**Problem requirements**
In this exercise, reproduce all the entries that follow exactly.

[START OF Material to process]

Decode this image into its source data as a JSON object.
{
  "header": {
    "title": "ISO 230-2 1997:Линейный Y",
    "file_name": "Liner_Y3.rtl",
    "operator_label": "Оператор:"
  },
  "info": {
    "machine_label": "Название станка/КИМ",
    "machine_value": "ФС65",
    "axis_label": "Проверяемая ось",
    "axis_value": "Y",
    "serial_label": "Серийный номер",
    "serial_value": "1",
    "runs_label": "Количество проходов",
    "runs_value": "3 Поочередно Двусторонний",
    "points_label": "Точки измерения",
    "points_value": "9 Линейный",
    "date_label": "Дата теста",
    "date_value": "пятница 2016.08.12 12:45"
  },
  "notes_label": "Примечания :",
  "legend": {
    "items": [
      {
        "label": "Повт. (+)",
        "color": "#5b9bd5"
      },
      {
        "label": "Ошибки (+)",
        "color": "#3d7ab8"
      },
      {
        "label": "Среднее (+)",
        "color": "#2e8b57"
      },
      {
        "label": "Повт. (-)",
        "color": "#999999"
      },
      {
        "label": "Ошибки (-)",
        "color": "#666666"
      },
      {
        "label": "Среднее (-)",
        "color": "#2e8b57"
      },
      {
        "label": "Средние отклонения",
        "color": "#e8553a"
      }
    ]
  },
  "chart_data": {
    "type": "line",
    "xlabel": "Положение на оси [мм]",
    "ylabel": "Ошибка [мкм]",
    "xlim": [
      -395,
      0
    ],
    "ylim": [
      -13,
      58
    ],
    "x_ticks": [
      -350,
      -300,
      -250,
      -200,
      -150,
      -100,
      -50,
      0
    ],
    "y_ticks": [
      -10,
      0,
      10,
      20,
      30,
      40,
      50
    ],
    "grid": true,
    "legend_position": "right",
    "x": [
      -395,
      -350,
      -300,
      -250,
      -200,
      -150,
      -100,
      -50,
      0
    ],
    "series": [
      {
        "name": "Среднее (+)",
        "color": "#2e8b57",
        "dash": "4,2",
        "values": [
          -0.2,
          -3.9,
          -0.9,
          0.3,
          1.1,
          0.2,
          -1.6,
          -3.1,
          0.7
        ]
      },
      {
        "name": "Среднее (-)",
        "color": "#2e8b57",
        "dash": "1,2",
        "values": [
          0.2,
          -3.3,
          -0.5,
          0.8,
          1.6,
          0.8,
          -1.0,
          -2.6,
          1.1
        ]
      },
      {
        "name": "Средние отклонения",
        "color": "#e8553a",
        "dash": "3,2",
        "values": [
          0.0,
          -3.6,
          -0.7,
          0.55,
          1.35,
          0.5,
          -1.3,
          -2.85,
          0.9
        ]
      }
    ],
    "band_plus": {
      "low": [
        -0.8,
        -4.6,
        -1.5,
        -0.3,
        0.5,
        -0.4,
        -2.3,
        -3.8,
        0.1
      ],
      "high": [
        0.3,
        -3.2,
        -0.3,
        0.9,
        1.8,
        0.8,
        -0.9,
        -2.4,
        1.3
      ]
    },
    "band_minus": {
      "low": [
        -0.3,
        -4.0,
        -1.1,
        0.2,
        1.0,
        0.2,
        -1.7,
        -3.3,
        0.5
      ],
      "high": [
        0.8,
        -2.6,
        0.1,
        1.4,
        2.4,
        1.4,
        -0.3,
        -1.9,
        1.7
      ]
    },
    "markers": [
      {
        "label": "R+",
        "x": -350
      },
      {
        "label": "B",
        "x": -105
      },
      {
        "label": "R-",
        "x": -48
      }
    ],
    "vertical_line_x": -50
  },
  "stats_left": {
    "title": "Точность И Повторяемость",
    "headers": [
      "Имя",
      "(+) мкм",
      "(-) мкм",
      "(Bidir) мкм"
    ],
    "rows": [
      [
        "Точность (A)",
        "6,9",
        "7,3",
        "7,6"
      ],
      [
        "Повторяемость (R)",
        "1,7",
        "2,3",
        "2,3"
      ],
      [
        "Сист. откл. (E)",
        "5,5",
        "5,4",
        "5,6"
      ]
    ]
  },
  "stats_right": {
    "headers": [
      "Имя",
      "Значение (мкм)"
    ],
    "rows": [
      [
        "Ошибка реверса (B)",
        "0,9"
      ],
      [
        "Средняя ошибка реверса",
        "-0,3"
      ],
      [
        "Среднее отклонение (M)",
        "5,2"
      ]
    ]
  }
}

[END OF Material to process]

**Final result**
Decode this image into its source data as a JSON object.
{
  "header": {
    "title": "ISO 230-2 1997:Линейный Y",
    "file_name": "Liner_Y3.rtl",
    "operator_label": "Оператор:"
  },
  "info": {
    "machine_label": "Название станка/КИМ",
    "machine_value": "ФС65",
    "axis_label": "Проверяемая ось",
    "axis_value": "Y",
    "serial_label": "Серийный номер",
    "serial_value": "1",
    "runs_label": "Количество проходов",
    "runs_value": "3 Поочередно Двусторонний",
    "points_label": "Точки измерения",
    "points_value": "9 Линейный",
    "date_label": "Дата теста",
    "date_value": "пятница 2016.08.12 12:45"
  },
  "notes_label": "Примечания :",
  "legend": {
    "items": [
      {
        "label": "Повт. (+)",
        "color": "#5b9bd5"
      },
      {
        "label": "Ошибки (+)",
        "color": "#3d7ab8"
      },
      {
        "label": "Среднее (+)",
        "color": "#2e8b57"
      },
      {
        "label": "Повт. (-)",
        "color": "#999999"
      },
      {
        "label": "Ошибки (-)",
        "color": "#666666"
      },
      {
        "label": "Среднее (-)",
        "color": "#2e8b57"
      },
      {
        "label": "Средние отклонения",
        "color": "#e8553a"
      }
    ]
  },
  "chart_data": {
    "type": "line",
    "xlabel": "Положение на оси [мм]",
    "ylabel": "Ошибка [мкм]",
    "xlim": [
      -395,
      0
    ],
    "ylim": [
      -13,
      58
    ],
    "x_ticks": [
      -350,
      -300,
      -250,
      -200,
      -150,
      -100,
      -50,
      0
    ],
    "y_ticks": [
      -10,
      0,
      10,
      20,
      30,
      40,
      50
    ],
    "grid": true,
    "legend_position": "right",
    "x": [
      -395,
      -350,
      -300,
      -250,
      -200,
      -150,
      -100,
      -50,
      0
    ],
    "series": [
      {
        "name": "Среднее (+)",
        "color": "#2e8b57",
        "dash": "4,2",
        "values": [
          -0.2,
          -3.9,
          -0.9,
          0.3,
          1.1,
          0.2,
          -1.6,
          -3.1,
          0.7
        ]
      },
      {
        "name": "Среднее (-)",
        "color": "#2e8b57",
        "dash": "1,2",
        "values": [
          0.2,
          -3.3,
          -0.5,
          0.8,
          1.6,
          0.8,
          -1.0,
          -2.6,
          1.1
        ]
      },
      {
        "name": "Средние отклонения",
        "color": "#e8553a",
        "dash": "3,2",
        "values": [
          0.0,
          -3.6,
          -0.7,
          0.55,
          1.35,
          0.5,
          -1.3,
          -2.85,
          0.9
        ]
      }
    ],
    "band_plus": {
      "low": [
        -0.8,
        -4.6,
        -1.5,
        -0.3,
        0.5,
        -0.4,
        -2.3,
        -3.8,
        0.1
      ],
      "high": [
        0.3,
        -3.2,
        -0.3,
        0.9,
        1.8,
        0.8,
        -0.9,
        -2.4,
        1.3
      ]
    },
    "band_minus": {
      "low": [
        -0.3,
        -4.0,
        -1.1,
        0.2,
        1.0,
        0.2,
        -1.7,
        -3.3,
        0.5
      ],
      "high": [
        0.8,
        -2.6,
        0.1,
        1.4,
        2.4,
        1.4,
        -0.3,
        -1.9,
        1.7
      ]
    },
    "markers": [
      {
        "label": "R+",
        "x": -350
      },
      {
        "label": "B",
        "x": -105
      },
      {
        "label": "R-",
        "x": -48
      }
    ],
    "vertical_line_x": -50
  },
  "stats_left": {
    "title": "Точность И Повторяемость",
    "headers": [
      "Имя",
      "(+) мкм",
      "(-) мкм",
      "(Bidir) мкм"
    ],
    "rows": [
      [
        "Точность (A)",
        "6,9",
        "7,3",
        "7,6"
      ],
      [
        "Повторяемость (R)",
        "1,7",
        "2,3",
        "2,3"
      ],
      [
        "Сист. откл. (E)",
        "5,5",
        "5,4",
        "5,6"
      ]
    ]
  },
  "stats_right": {
    "headers": [
      "Имя",
      "Значение (мкм)"
    ],
    "rows": [
      [
        "Ошибка реверса (B)",
        "0,9"
      ],
      [
        "Средняя ошибка реверса",
        "-0,3"
      ],
      [
        "Среднее отклонение (M)",
        "5,2"
      ]
    ]
  }
}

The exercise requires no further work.